**Exercise instructions:** Reproduce every entry below precisely. Pictures are excluded from the copy.

**Provided data:**

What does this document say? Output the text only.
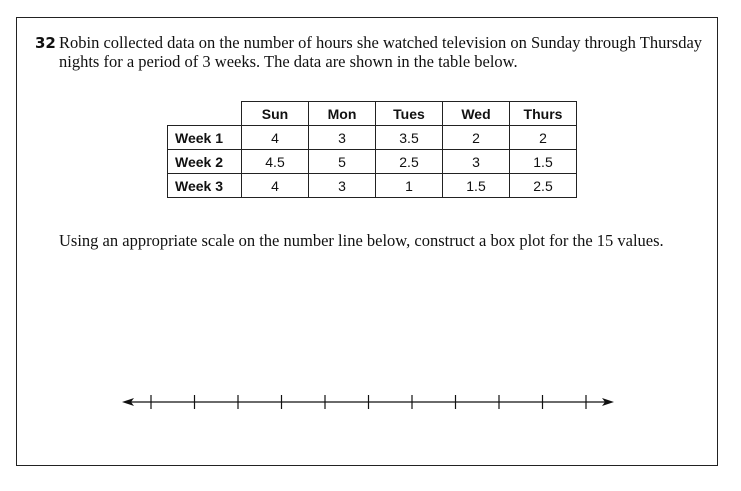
32 Robin collected data on the number of hours she watched television on Sunday through Thursday
nights for a period of 3 weeks. The data are shown in the table below.
	Sun	Mon	Tues	Wed	Thurs
Week 1	4	3	3.5	2	2
Week 2	4.5	5	2.5	3	1.5
Week 3	4	3	1	1.5	2.5
Using an appropriate scale on the number line below, construct a box plot for the 15 values.
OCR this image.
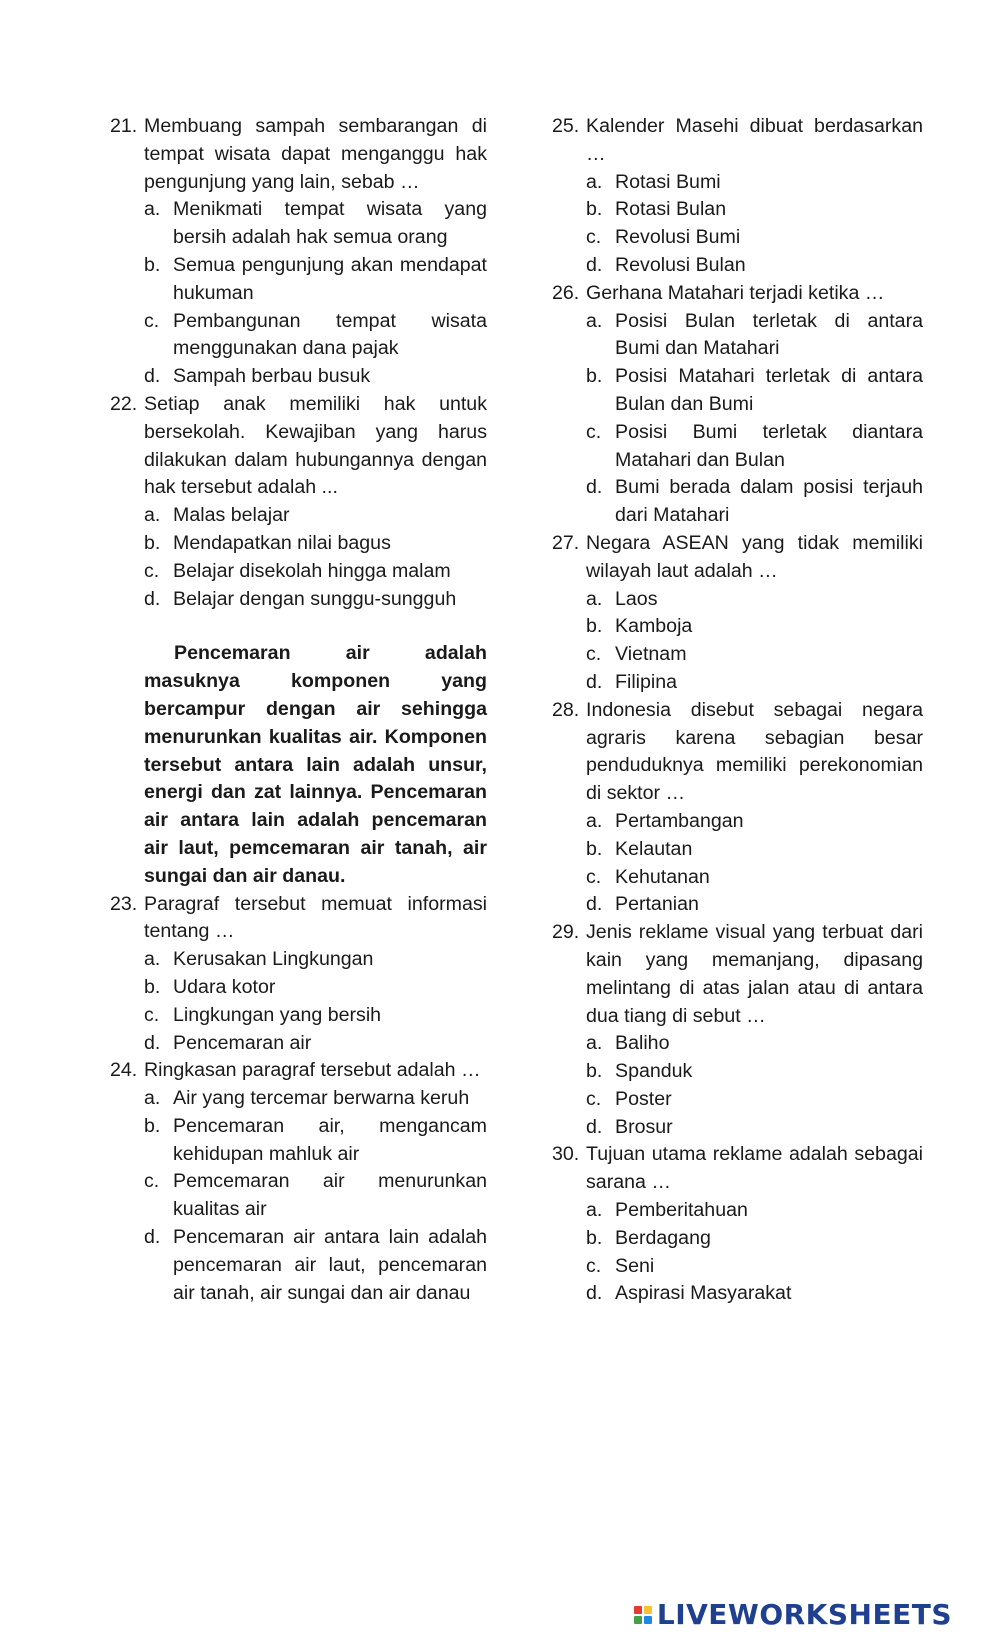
21. Membuang sampah sembarangan di tempat wisata dapat menganggu hak pengunjung yang lain, sebab …
a. Menikmati tempat wisata yang bersih adalah hak semua orang
b. Semua pengunjung akan mendapat hukuman
c. Pembangunan tempat wisata menggunakan dana pajak
d. Sampah berbau busuk
22. Setiap anak memiliki hak untuk bersekolah. Kewajiban yang harus dilakukan dalam hubungannya dengan hak tersebut adalah ...
a. Malas belajar
b. Mendapatkan nilai bagus
c. Belajar disekolah hingga malam
d. Belajar dengan sunggu-sungguh
Pencemaran air adalah masuknya komponen yang bercampur dengan air sehingga menurunkan kualitas air. Komponen tersebut antara lain adalah unsur, energi dan zat lainnya. Pencemaran air antara lain adalah pencemaran air laut, pemcemaran air tanah, air sungai dan air danau.
23. Paragraf tersebut memuat informasi tentang …
a. Kerusakan Lingkungan
b. Udara kotor
c. Lingkungan yang bersih
d. Pencemaran air
24. Ringkasan paragraf tersebut adalah …
a. Air yang tercemar berwarna keruh
b. Pencemaran air, mengancam kehidupan mahluk air
c. Pemcemaran air menurunkan kualitas air
d. Pencemaran air antara lain adalah pencemaran air laut, pencemaran air tanah, air sungai dan air danau
25. Kalender Masehi dibuat berdasarkan …
a. Rotasi Bumi
b. Rotasi Bulan
c. Revolusi Bumi
d. Revolusi Bulan
26. Gerhana Matahari terjadi ketika …
a. Posisi Bulan terletak di antara Bumi dan Matahari
b. Posisi Matahari terletak di antara Bulan dan Bumi
c. Posisi Bumi terletak diantara Matahari dan Bulan
d. Bumi berada dalam posisi terjauh dari Matahari
27. Negara ASEAN yang tidak memiliki wilayah laut adalah …
a. Laos
b. Kamboja
c. Vietnam
d. Filipina
28. Indonesia disebut sebagai negara agraris karena sebagian besar penduduknya memiliki perekonomian di sektor …
a. Pertambangan
b. Kelautan
c. Kehutanan
d. Pertanian
29. Jenis reklame visual yang terbuat dari kain yang memanjang, dipasang melintang di atas jalan atau di antara dua tiang di sebut …
a. Baliho
b. Spanduk
c. Poster
d. Brosur
30. Tujuan utama reklame adalah sebagai sarana …
a. Pemberitahuan
b. Berdagang
c. Seni
d. Aspirasi Masyarakat
LIVEWORKSHEETS
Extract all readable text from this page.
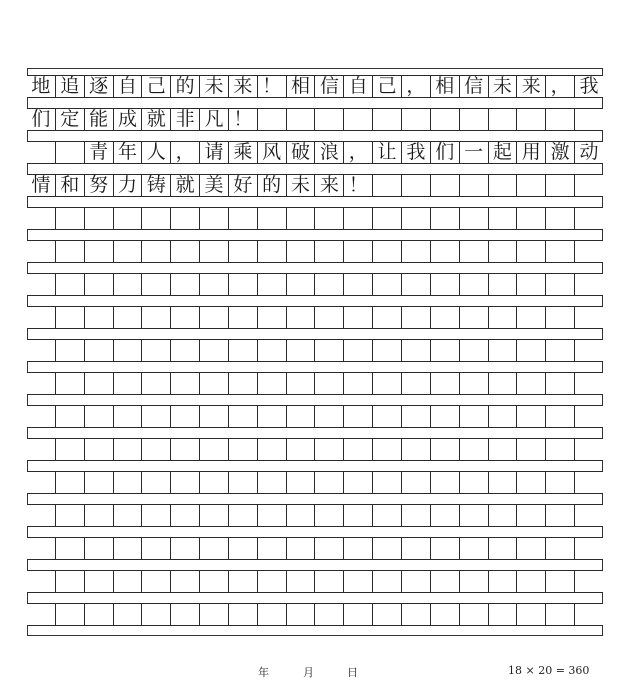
地 追 逐 自 己 的 未 来 ！ 相 信 自 己 ， 相 信 未 来 ， 我
们 定 能 成 就 非 凡 ！

青 年 人 ， 请 乘 风 破 浪 ， 让 我 们 一 起 用 激 动
情 和 努 力 铸 就 美 好 的 未 来 ！
年	月	日	18 × 20 = 360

**Reply:**
What does this document say? Output the text only.
32 Robin collected data on the number of hours she watched television on Sunday through Thursday
nights for a period of 3 weeks. The data are shown in the table below.
	Sun	Mon	Tues	Wed	Thurs
Week 1	4	3	3.5	2	2
Week 2	4.5	5	2.5	3	1.5
Week 3	4	3	1	1.5	2.5
Using an appropriate scale on the number line below, construct a box plot for the 15 values.
OCR this image.
21. Membuang sampah sembarangan di tempat wisata dapat menganggu hak pengunjung yang lain, sebab …
a. Menikmati tempat wisata yang bersih adalah hak semua orang
b. Semua pengunjung akan mendapat hukuman
c. Pembangunan tempat wisata menggunakan dana pajak
d. Sampah berbau busuk
22. Setiap anak memiliki hak untuk bersekolah. Kewajiban yang harus dilakukan dalam hubungannya dengan hak tersebut adalah ...
a. Malas belajar
b. Mendapatkan nilai bagus
c. Belajar disekolah hingga malam
d. Belajar dengan sunggu-sungguh
Pencemaran air adalah masuknya komponen yang bercampur dengan air sehingga menurunkan kualitas air. Komponen tersebut antara lain adalah unsur, energi dan zat lainnya. Pencemaran air antara lain adalah pencemaran air laut, pemcemaran air tanah, air sungai dan air danau.
23. Paragraf tersebut memuat informasi tentang …
a. Kerusakan Lingkungan
b. Udara kotor
c. Lingkungan yang bersih
d. Pencemaran air
24. Ringkasan paragraf tersebut adalah …
a. Air yang tercemar berwarna keruh
b. Pencemaran air, mengancam kehidupan mahluk air
c. Pemcemaran air menurunkan kualitas air
d. Pencemaran air antara lain adalah pencemaran air laut, pencemaran air tanah, air sungai dan air danau
25. Kalender Masehi dibuat berdasarkan …
a. Rotasi Bumi
b. Rotasi Bulan
c. Revolusi Bumi
d. Revolusi Bulan
26. Gerhana Matahari terjadi ketika …
a. Posisi Bulan terletak di antara Bumi dan Matahari
b. Posisi Matahari terletak di antara Bulan dan Bumi
c. Posisi Bumi terletak diantara Matahari dan Bulan
d. Bumi berada dalam posisi terjauh dari Matahari
27. Negara ASEAN yang tidak memiliki wilayah laut adalah …
a. Laos
b. Kamboja
c. Vietnam
d. Filipina
28. Indonesia disebut sebagai negara agraris karena sebagian besar penduduknya memiliki perekonomian di sektor …
a. Pertambangan
b. Kelautan
c. Kehutanan
d. Pertanian
29. Jenis reklame visual yang terbuat dari kain yang memanjang, dipasang melintang di atas jalan atau di antara dua tiang di sebut …
a. Baliho
b. Spanduk
c. Poster
d. Brosur
30. Tujuan utama reklame adalah sebagai sarana …
a. Pemberitahuan
b. Berdagang
c. Seni
d. Aspirasi Masyarakat
LIVEWORKSHEETS
Extract all readable text from this page.
地 追 逐 自 己 的 未 来 ！ 相 信 自 己 ， 相 信 未 来 ， 我
们 定 能 成 就 非 凡 ！

青 年 人 ， 请 乘 风 破 浪 ， 让 我 们 一 起 用 激 动
情 和 努 力 铸 就 美 好 的 未 来 ！
年	月	日	18 × 20 = 360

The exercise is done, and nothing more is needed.